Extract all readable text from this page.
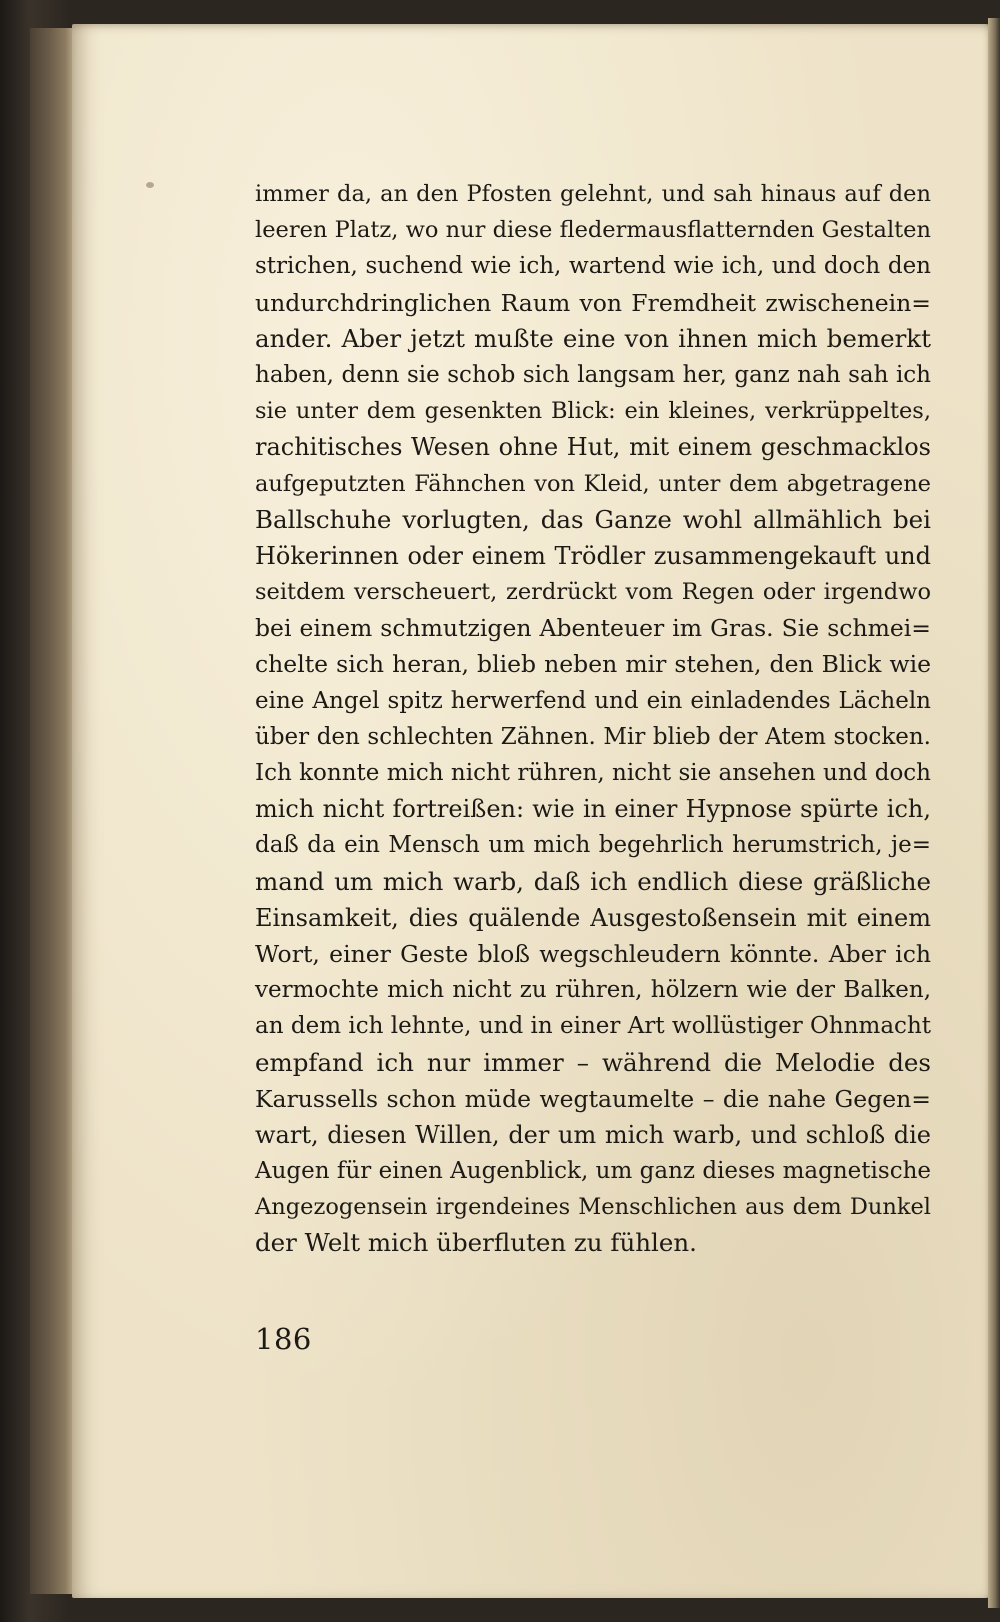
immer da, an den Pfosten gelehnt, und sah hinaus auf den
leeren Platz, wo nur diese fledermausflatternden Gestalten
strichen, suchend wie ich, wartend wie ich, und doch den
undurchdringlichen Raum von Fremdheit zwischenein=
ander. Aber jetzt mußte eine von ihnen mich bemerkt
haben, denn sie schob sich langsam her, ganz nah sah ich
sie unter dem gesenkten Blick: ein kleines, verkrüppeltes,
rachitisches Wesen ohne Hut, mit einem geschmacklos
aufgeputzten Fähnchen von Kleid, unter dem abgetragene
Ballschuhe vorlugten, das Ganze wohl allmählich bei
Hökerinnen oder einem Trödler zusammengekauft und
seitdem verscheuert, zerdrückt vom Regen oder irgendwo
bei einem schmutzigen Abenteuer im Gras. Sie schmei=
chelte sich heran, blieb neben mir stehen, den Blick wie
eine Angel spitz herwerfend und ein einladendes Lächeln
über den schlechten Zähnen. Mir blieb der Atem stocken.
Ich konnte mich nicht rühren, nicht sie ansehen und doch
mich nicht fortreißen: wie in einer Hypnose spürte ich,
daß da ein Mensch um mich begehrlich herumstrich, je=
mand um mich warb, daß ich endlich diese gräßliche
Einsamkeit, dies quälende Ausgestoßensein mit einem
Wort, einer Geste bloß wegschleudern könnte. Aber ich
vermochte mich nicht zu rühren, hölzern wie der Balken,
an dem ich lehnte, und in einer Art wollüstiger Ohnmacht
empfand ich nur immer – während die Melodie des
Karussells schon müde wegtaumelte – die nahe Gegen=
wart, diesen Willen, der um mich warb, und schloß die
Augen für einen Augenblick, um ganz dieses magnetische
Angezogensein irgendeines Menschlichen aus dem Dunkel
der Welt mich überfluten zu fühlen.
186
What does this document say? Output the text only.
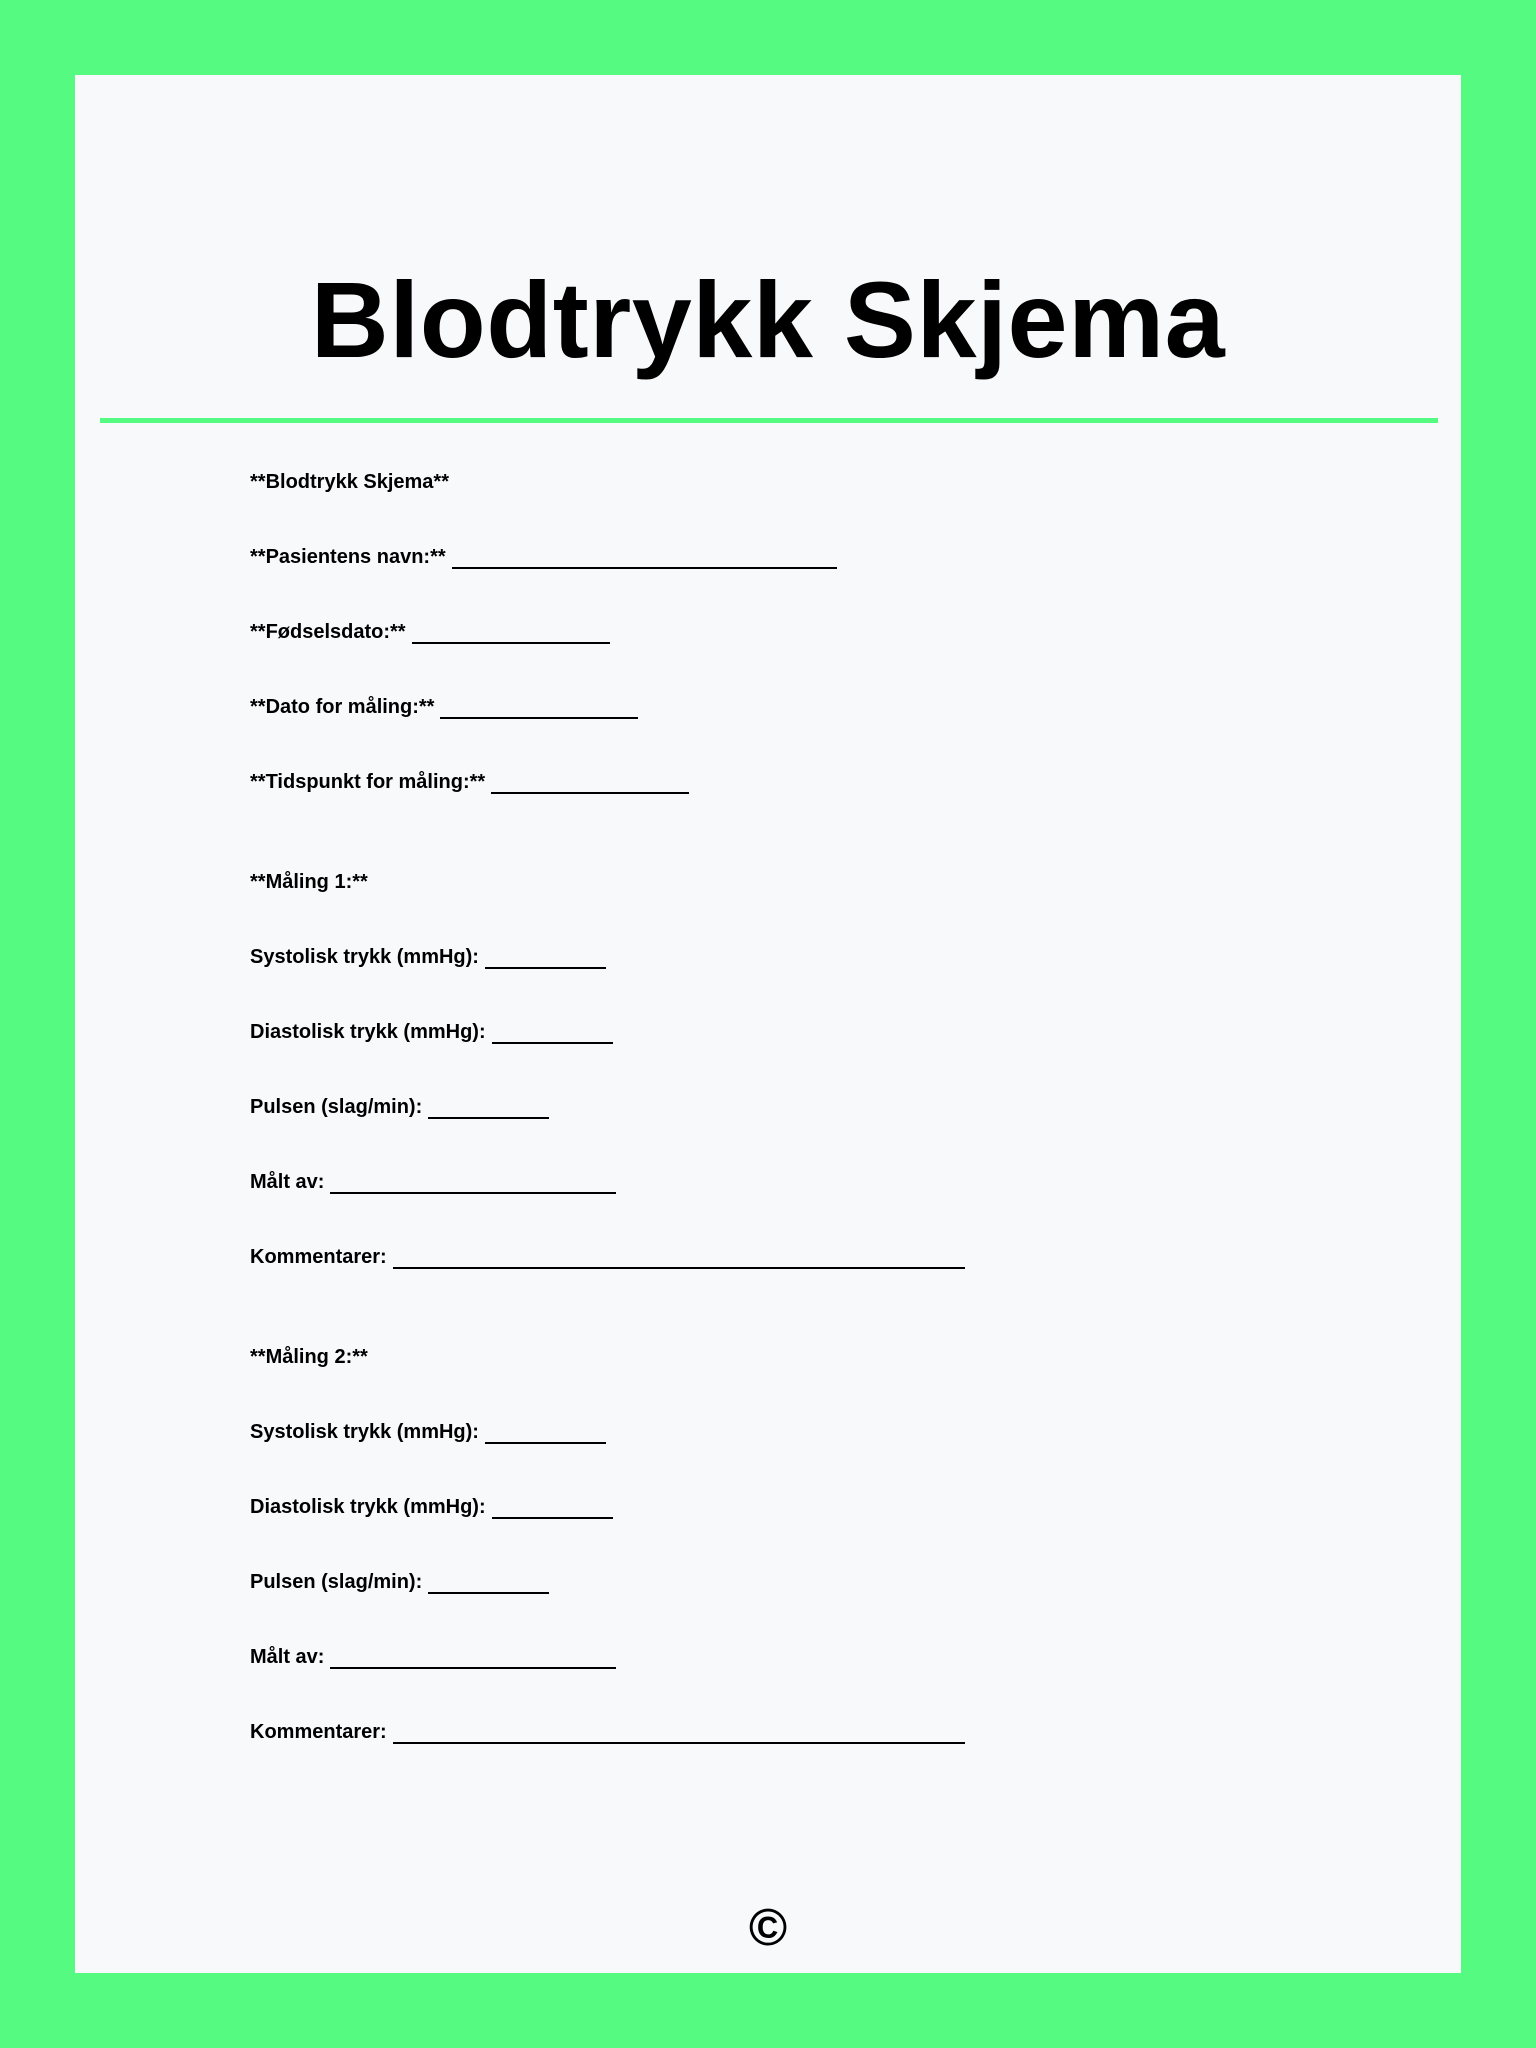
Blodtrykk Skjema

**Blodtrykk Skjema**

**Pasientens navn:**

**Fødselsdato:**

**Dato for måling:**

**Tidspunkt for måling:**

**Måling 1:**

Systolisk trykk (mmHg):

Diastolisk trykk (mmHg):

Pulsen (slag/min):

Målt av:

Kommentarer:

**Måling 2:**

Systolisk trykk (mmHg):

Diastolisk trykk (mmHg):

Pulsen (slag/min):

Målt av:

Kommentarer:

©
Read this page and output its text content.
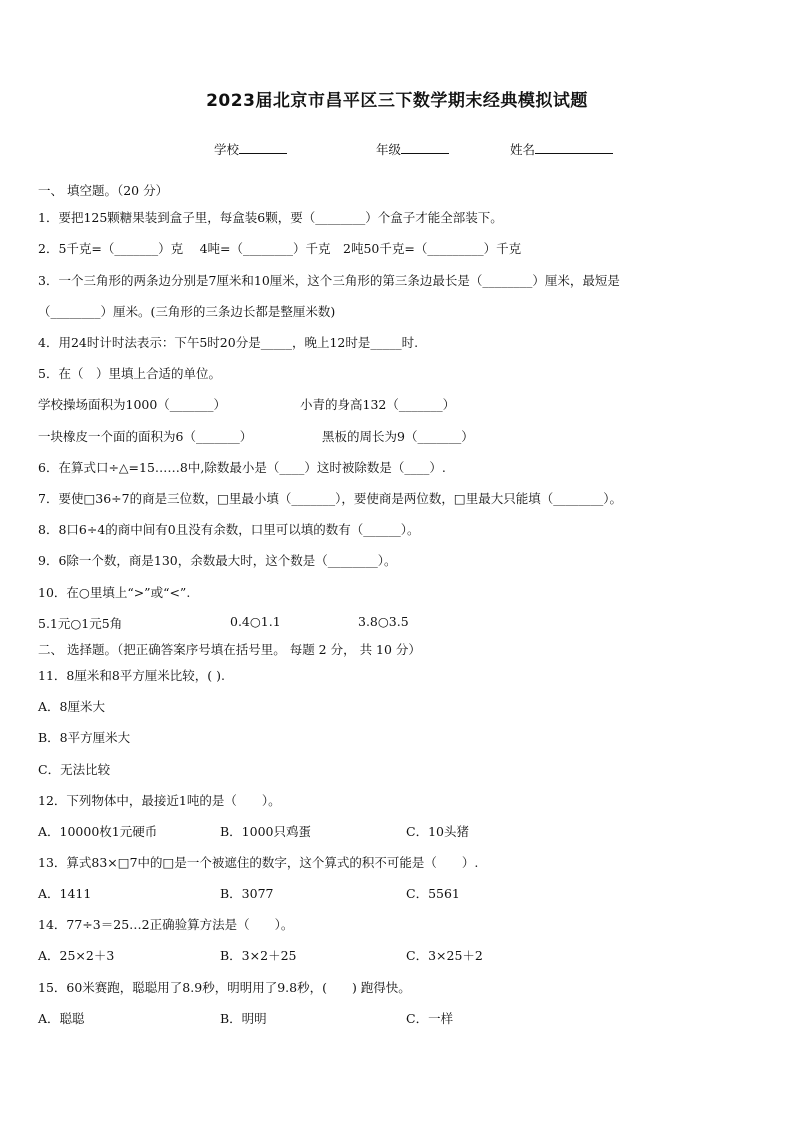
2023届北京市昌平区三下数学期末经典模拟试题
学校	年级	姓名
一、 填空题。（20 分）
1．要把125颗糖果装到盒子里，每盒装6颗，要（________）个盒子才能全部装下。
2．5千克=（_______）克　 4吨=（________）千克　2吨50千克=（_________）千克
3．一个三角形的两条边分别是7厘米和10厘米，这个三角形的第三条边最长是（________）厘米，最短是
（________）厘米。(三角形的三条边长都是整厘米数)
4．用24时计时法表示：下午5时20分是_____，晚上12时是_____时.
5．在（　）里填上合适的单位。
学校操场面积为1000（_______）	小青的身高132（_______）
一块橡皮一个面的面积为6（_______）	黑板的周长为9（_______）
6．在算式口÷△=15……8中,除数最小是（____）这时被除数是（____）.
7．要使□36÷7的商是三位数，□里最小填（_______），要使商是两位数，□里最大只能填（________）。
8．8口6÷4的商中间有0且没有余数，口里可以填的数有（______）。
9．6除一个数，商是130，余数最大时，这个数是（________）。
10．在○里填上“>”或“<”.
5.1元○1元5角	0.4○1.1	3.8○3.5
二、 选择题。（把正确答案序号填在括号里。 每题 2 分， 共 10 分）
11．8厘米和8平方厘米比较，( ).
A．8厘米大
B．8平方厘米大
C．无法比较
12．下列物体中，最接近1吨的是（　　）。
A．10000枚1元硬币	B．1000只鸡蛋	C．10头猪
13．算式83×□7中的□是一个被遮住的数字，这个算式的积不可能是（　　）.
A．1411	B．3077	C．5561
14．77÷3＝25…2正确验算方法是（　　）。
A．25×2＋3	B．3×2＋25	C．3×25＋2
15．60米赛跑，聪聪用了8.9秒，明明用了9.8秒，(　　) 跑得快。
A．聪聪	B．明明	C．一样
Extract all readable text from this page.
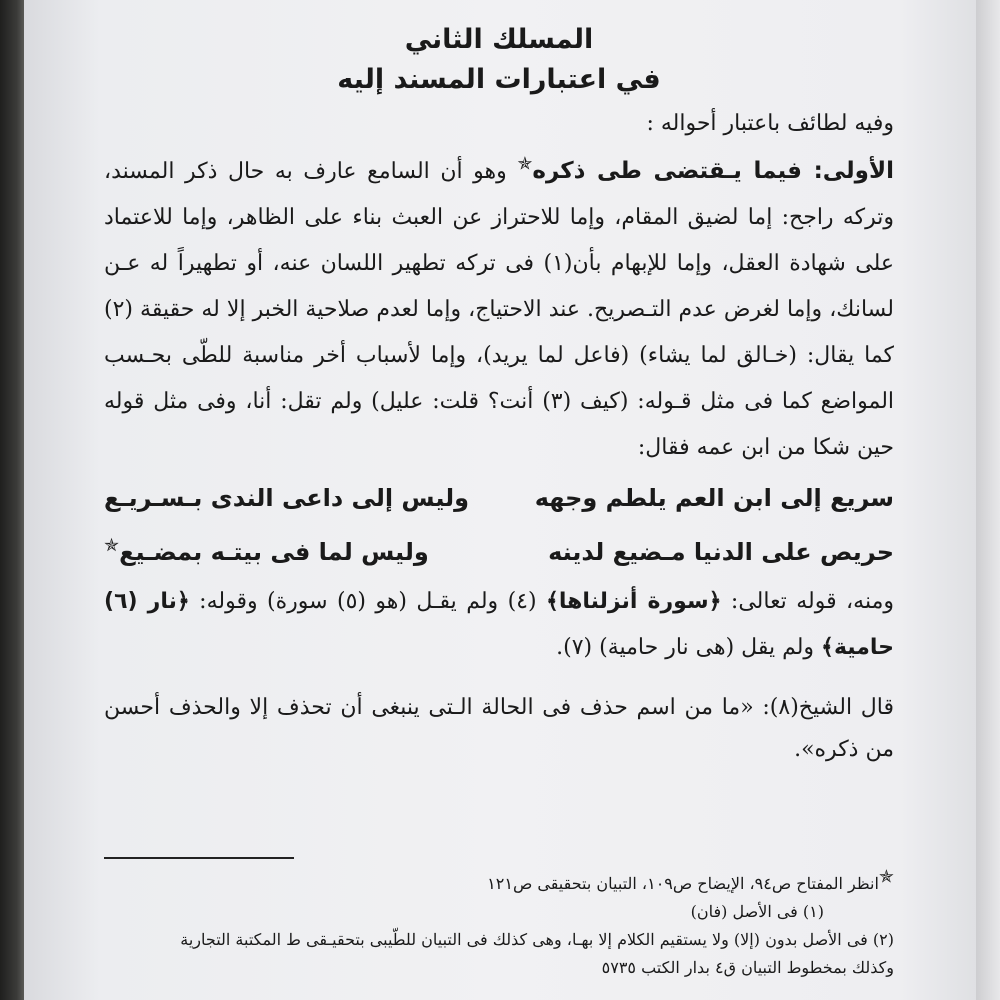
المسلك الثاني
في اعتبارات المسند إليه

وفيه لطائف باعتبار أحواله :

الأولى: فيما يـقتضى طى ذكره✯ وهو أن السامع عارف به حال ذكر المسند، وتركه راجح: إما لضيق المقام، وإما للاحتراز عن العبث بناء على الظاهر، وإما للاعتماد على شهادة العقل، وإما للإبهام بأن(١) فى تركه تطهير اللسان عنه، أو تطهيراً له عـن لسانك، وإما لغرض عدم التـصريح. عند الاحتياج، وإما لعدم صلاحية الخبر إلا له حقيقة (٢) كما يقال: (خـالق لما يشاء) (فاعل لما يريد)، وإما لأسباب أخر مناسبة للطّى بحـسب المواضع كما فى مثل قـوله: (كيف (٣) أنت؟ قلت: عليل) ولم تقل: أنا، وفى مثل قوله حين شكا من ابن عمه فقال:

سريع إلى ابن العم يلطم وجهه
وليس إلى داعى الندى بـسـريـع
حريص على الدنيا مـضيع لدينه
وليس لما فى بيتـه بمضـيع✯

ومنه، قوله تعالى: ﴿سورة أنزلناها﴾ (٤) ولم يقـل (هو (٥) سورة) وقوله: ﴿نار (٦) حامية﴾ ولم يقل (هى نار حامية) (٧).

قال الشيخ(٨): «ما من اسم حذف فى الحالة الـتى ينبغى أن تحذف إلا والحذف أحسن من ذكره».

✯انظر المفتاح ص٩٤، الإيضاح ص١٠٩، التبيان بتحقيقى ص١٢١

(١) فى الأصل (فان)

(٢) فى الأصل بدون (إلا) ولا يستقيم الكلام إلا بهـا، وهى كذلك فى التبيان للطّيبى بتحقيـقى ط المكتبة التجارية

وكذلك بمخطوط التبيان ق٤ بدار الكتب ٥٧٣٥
::::
• What to produce
Leaving all pictures aside, quote each record exactly.

• Solved problem
Extract all readable text from this page.
immer da, an den Pfosten gelehnt, und sah hinaus auf den
leeren Platz, wo nur diese fledermausflatternden Gestalten
strichen, suchend wie ich, wartend wie ich, und doch den
undurchdringlichen Raum von Fremdheit zwischenein=
ander. Aber jetzt mußte eine von ihnen mich bemerkt
haben, denn sie schob sich langsam her, ganz nah sah ich
sie unter dem gesenkten Blick: ein kleines, verkrüppeltes,
rachitisches Wesen ohne Hut, mit einem geschmacklos
aufgeputzten Fähnchen von Kleid, unter dem abgetragene
Ballschuhe vorlugten, das Ganze wohl allmählich bei
Hökerinnen oder einem Trödler zusammengekauft und
seitdem verscheuert, zerdrückt vom Regen oder irgendwo
bei einem schmutzigen Abenteuer im Gras. Sie schmei=
chelte sich heran, blieb neben mir stehen, den Blick wie
eine Angel spitz herwerfend und ein einladendes Lächeln
über den schlechten Zähnen. Mir blieb der Atem stocken.
Ich konnte mich nicht rühren, nicht sie ansehen und doch
mich nicht fortreißen: wie in einer Hypnose spürte ich,
daß da ein Mensch um mich begehrlich herumstrich, je=
mand um mich warb, daß ich endlich diese gräßliche
Einsamkeit, dies quälende Ausgestoßensein mit einem
Wort, einer Geste bloß wegschleudern könnte. Aber ich
vermochte mich nicht zu rühren, hölzern wie der Balken,
an dem ich lehnte, und in einer Art wollüstiger Ohnmacht
empfand ich nur immer – während die Melodie des
Karussells schon müde wegtaumelte – die nahe Gegen=
wart, diesen Willen, der um mich warb, und schloß die
Augen für einen Augenblick, um ganz dieses magnetische
Angezogensein irgendeines Menschlichen aus dem Dunkel
der Welt mich überfluten zu fühlen.
186
What does this document say? Output the text only.
Blodtrykk Skjema

**Blodtrykk Skjema**

**Pasientens navn:**

**Fødselsdato:**

**Dato for måling:**

**Tidspunkt for måling:**

**Måling 1:**

Systolisk trykk (mmHg):

Diastolisk trykk (mmHg):

Pulsen (slag/min):

Målt av:

Kommentarer:

**Måling 2:**

Systolisk trykk (mmHg):

Diastolisk trykk (mmHg):

Pulsen (slag/min):

Målt av:

Kommentarer:

©
Read this page and output its text content.
2023届北京市昌平区三下数学期末经典模拟试题
学校	年级	姓名
一、 填空题。（20 分）
1．要把125颗糖果装到盒子里，每盒装6颗，要（________）个盒子才能全部装下。
2．5千克=（_______）克　 4吨=（________）千克　2吨50千克=（_________）千克
3．一个三角形的两条边分别是7厘米和10厘米，这个三角形的第三条边最长是（________）厘米，最短是
（________）厘米。(三角形的三条边长都是整厘米数)
4．用24时计时法表示：下午5时20分是_____，晚上12时是_____时.
5．在（　）里填上合适的单位。
学校操场面积为1000（_______）	小青的身高132（_______）
一块橡皮一个面的面积为6（_______）	黑板的周长为9（_______）
6．在算式口÷△=15……8中,除数最小是（____）这时被除数是（____）.
7．要使□36÷7的商是三位数，□里最小填（_______），要使商是两位数，□里最大只能填（________）。
8．8口6÷4的商中间有0且没有余数，口里可以填的数有（______）。
9．6除一个数，商是130，余数最大时，这个数是（________）。
10．在○里填上“>”或“<”.
5.1元○1元5角	0.4○1.1	3.8○3.5
二、 选择题。（把正确答案序号填在括号里。 每题 2 分， 共 10 分）
11．8厘米和8平方厘米比较，( ).
A．8厘米大
B．8平方厘米大
C．无法比较
12．下列物体中，最接近1吨的是（　　）。
A．10000枚1元硬币	B．1000只鸡蛋	C．10头猪
13．算式83×□7中的□是一个被遮住的数字，这个算式的积不可能是（　　）.
A．1411	B．3077	C．5561
14．77÷3＝25…2正确验算方法是（　　）。
A．25×2＋3	B．3×2＋25	C．3×25＋2
15．60米赛跑，聪聪用了8.9秒，明明用了9.8秒，(　　) 跑得快。
A．聪聪	B．明明	C．一样
Extract all readable text from this page.
المسلك الثاني
في اعتبارات المسند إليه

وفيه لطائف باعتبار أحواله :

الأولى: فيما يـقتضى طى ذكره✯ وهو أن السامع عارف به حال ذكر المسند، وتركه راجح: إما لضيق المقام، وإما للاحتراز عن العبث بناء على الظاهر، وإما للاعتماد على شهادة العقل، وإما للإبهام بأن(١) فى تركه تطهير اللسان عنه، أو تطهيراً له عـن لسانك، وإما لغرض عدم التـصريح. عند الاحتياج، وإما لعدم صلاحية الخبر إلا له حقيقة (٢) كما يقال: (خـالق لما يشاء) (فاعل لما يريد)، وإما لأسباب أخر مناسبة للطّى بحـسب المواضع كما فى مثل قـوله: (كيف (٣) أنت؟ قلت: عليل) ولم تقل: أنا، وفى مثل قوله حين شكا من ابن عمه فقال:

سريع إلى ابن العم يلطم وجهه
وليس إلى داعى الندى بـسـريـع
حريص على الدنيا مـضيع لدينه
وليس لما فى بيتـه بمضـيع✯

ومنه، قوله تعالى: ﴿سورة أنزلناها﴾ (٤) ولم يقـل (هو (٥) سورة) وقوله: ﴿نار (٦) حامية﴾ ولم يقل (هى نار حامية) (٧).

قال الشيخ(٨): «ما من اسم حذف فى الحالة الـتى ينبغى أن تحذف إلا والحذف أحسن من ذكره».

✯انظر المفتاح ص٩٤، الإيضاح ص١٠٩، التبيان بتحقيقى ص١٢١

(١) فى الأصل (فان)

(٢) فى الأصل بدون (إلا) ولا يستقيم الكلام إلا بهـا، وهى كذلك فى التبيان للطّيبى بتحقيـقى ط المكتبة التجارية

وكذلك بمخطوط التبيان ق٤ بدار الكتب ٥٧٣٥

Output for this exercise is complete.